Directive:
The records should be repeated word for word, pictures excluded.

● ● ●

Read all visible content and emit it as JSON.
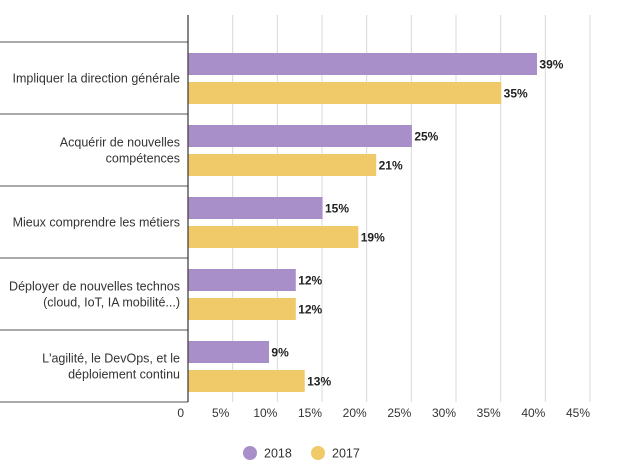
{
  "chart_data": {
    "type": "bar",
    "orientation": "horizontal",
    "categories": [
      [
        "Impliquer la direction générale"
      ],
      [
        "Acquérir de nouvelles",
        "compétences"
      ],
      [
        "Mieux comprendre les métiers"
      ],
      [
        "Déployer de nouvelles technos",
        "(cloud, IoT, IA mobilité...)"
      ],
      [
        "L'agilité, le DevOps, et le",
        "déploiement continu"
      ]
    ],
    "series": [
      {
        "name": "2018",
        "color": "#a98fca",
        "values": [
          39,
          25,
          15,
          12,
          9
        ]
      },
      {
        "name": "2017",
        "color": "#f0ca68",
        "values": [
          35,
          21,
          19,
          12,
          13
        ]
      }
    ],
    "value_suffix": "%",
    "xlim": [
      0,
      45
    ],
    "x_ticks": [
      0,
      5,
      10,
      15,
      20,
      25,
      30,
      35,
      40,
      45
    ],
    "x_tick_labels": [
      "0",
      "5%",
      "10%",
      "15%",
      "20%",
      "25%",
      "30%",
      "35%",
      "40%",
      "45%"
    ],
    "grid": true,
    "legend": "bottom-center",
    "title": "",
    "xlabel": "",
    "ylabel": ""
  }
}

● ● ●

Complete answer:
Read all visible content and emit it as JSON.
{
  "chart_data": {
    "type": "bar",
    "orientation": "horizontal",
    "categories": [
      [
        "Impliquer la direction générale"
      ],
      [
        "Acquérir de nouvelles",
        "compétences"
      ],
      [
        "Mieux comprendre les métiers"
      ],
      [
        "Déployer de nouvelles technos",
        "(cloud, IoT, IA mobilité...)"
      ],
      [
        "L'agilité, le DevOps, et le",
        "déploiement continu"
      ]
    ],
    "series": [
      {
        "name": "2018",
        "color": "#a98fca",
        "values": [
          39,
          25,
          15,
          12,
          9
        ]
      },
      {
        "name": "2017",
        "color": "#f0ca68",
        "values": [
          35,
          21,
          19,
          12,
          13
        ]
      }
    ],
    "value_suffix": "%",
    "xlim": [
      0,
      45
    ],
    "x_ticks": [
      0,
      5,
      10,
      15,
      20,
      25,
      30,
      35,
      40,
      45
    ],
    "x_tick_labels": [
      "0",
      "5%",
      "10%",
      "15%",
      "20%",
      "25%",
      "30%",
      "35%",
      "40%",
      "45%"
    ],
    "grid": true,
    "legend": "bottom-center",
    "title": "",
    "xlabel": "",
    "ylabel": ""
  }
}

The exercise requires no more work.